→ Description of the task: The entries are to be returned exactly, with images left out.

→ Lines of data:
——————————

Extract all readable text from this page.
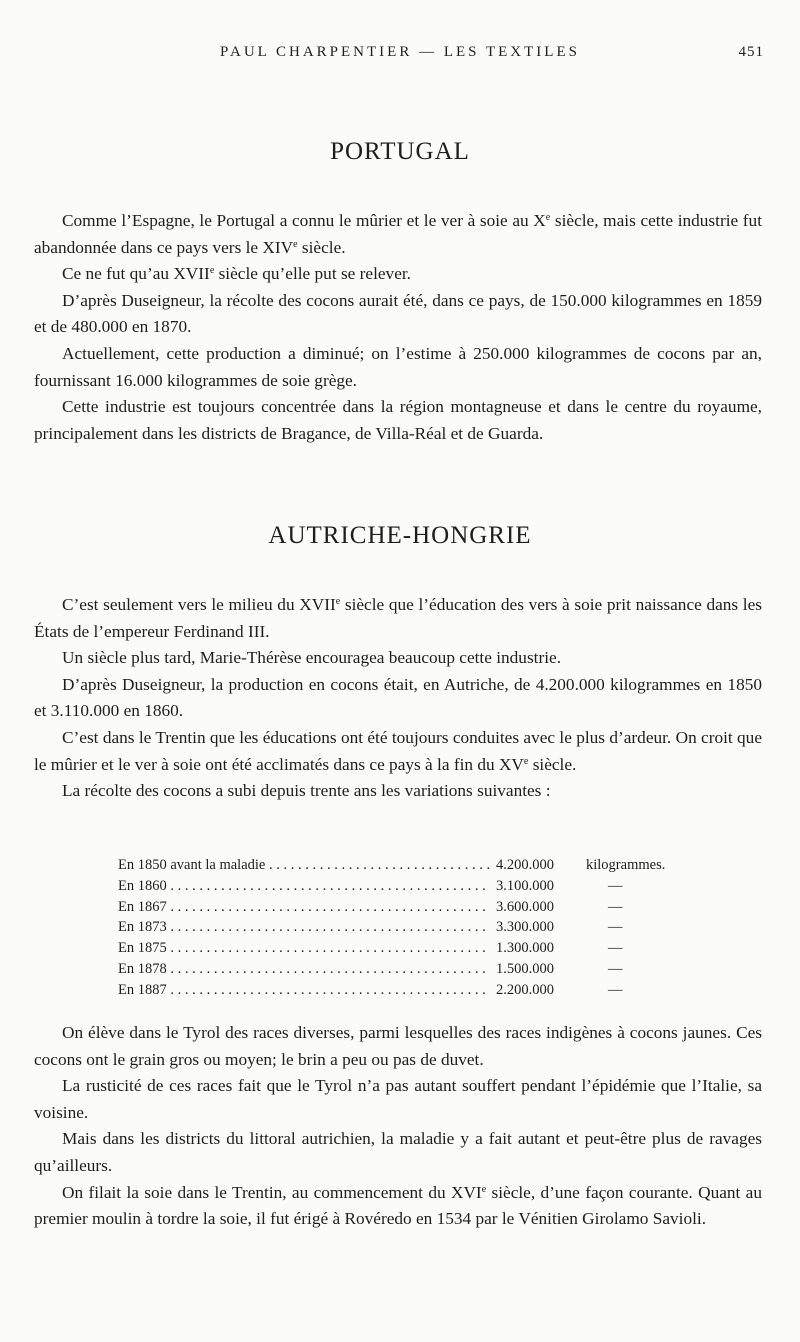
PAUL CHARPENTIER — LES TEXTILES	451
PORTUGAL

Comme l’Espagne, le Portugal a connu le mûrier et le ver à soie au Xe siècle, mais cette industrie fut abandonnée dans ce pays vers le XIVe siècle.

Ce ne fut qu’au XVIIe siècle qu’elle put se relever.

D’après Duseigneur, la récolte des cocons aurait été, dans ce pays, de 150.000 kilogrammes en 1859 et de 480.000 en 1870.

Actuellement, cette production a diminué; on l’estime à 250.000 kilogrammes de cocons par an, fournissant 16.000 kilogrammes de soie grège.

Cette industrie est toujours concentrée dans la région montagneuse et dans le centre du royaume, principalement dans les districts de Bragance, de Villa-Réal et de Guarda.

AUTRICHE-HONGRIE

C’est seulement vers le milieu du XVIIe siècle que l’éducation des vers à soie prit naissance dans les États de l’empereur Ferdinand III.

Un siècle plus tard, Marie-Thérèse encouragea beaucoup cette industrie.

D’après Duseigneur, la production en cocons était, en Autriche, de 4.200.000 kilogrammes en 1850 et 3.110.000 en 1860.

C’est dans le Trentin que les éducations ont été toujours conduites avec le plus d’ardeur. On croit que le mûrier et le ver à soie ont été acclimatés dans ce pays à la fin du XVe siècle.

La récolte des cocons a subi depuis trente ans les variations suivantes :

En 1850 avant la maladie . . .	4.200.000 kilogrammes.
En 1860 . . .	3.100.000	—
En 1867 . . .	3.600.000	—
En 1873 . . .	3.300.000	—
En 1875 . . .	1.300.000	—
En 1878 . . .	1.500.000	—
En 1887 . . .	2.200.000	—

On élève dans le Tyrol des races diverses, parmi lesquelles des races indigènes à cocons jaunes. Ces cocons ont le grain gros ou moyen; le brin a peu ou pas de duvet.

La rusticité de ces races fait que le Tyrol n’a pas autant souffert pendant l’épidémie que l’Italie, sa voisine.

Mais dans les districts du littoral autrichien, la maladie y a fait autant et peut-être plus de ravages qu’ailleurs.

On filait la soie dans le Trentin, au commencement du XVIe siècle, d’une façon courante. Quant au premier moulin à tordre la soie, il fut érigé à Rovéredo en 1534 par le Vénitien Girolamo Savioli.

——————————

→ Result:
Extract all readable text from this page.
PAUL CHARPENTIER — LES TEXTILES	451
PORTUGAL

Comme l’Espagne, le Portugal a connu le mûrier et le ver à soie au Xe siècle, mais cette industrie fut abandonnée dans ce pays vers le XIVe siècle.

Ce ne fut qu’au XVIIe siècle qu’elle put se relever.

D’après Duseigneur, la récolte des cocons aurait été, dans ce pays, de 150.000 kilogrammes en 1859 et de 480.000 en 1870.

Actuellement, cette production a diminué; on l’estime à 250.000 kilogrammes de cocons par an, fournissant 16.000 kilogrammes de soie grège.

Cette industrie est toujours concentrée dans la région montagneuse et dans le centre du royaume, principalement dans les districts de Bragance, de Villa-Réal et de Guarda.

AUTRICHE-HONGRIE

C’est seulement vers le milieu du XVIIe siècle que l’éducation des vers à soie prit naissance dans les États de l’empereur Ferdinand III.

Un siècle plus tard, Marie-Thérèse encouragea beaucoup cette industrie.

D’après Duseigneur, la production en cocons était, en Autriche, de 4.200.000 kilogrammes en 1850 et 3.110.000 en 1860.

C’est dans le Trentin que les éducations ont été toujours conduites avec le plus d’ardeur. On croit que le mûrier et le ver à soie ont été acclimatés dans ce pays à la fin du XVe siècle.

La récolte des cocons a subi depuis trente ans les variations suivantes :

En 1850 avant la maladie . . .	4.200.000 kilogrammes.
En 1860 . . .	3.100.000	—
En 1867 . . .	3.600.000	—
En 1873 . . .	3.300.000	—
En 1875 . . .	1.300.000	—
En 1878 . . .	1.500.000	—
En 1887 . . .	2.200.000	—

On élève dans le Tyrol des races diverses, parmi lesquelles des races indigènes à cocons jaunes. Ces cocons ont le grain gros ou moyen; le brin a peu ou pas de duvet.

La rusticité de ces races fait que le Tyrol n’a pas autant souffert pendant l’épidémie que l’Italie, sa voisine.

Mais dans les districts du littoral autrichien, la maladie y a fait autant et peut-être plus de ravages qu’ailleurs.

On filait la soie dans le Trentin, au commencement du XVIe siècle, d’une façon courante. Quant au premier moulin à tordre la soie, il fut érigé à Rovéredo en 1534 par le Vénitien Girolamo Savioli.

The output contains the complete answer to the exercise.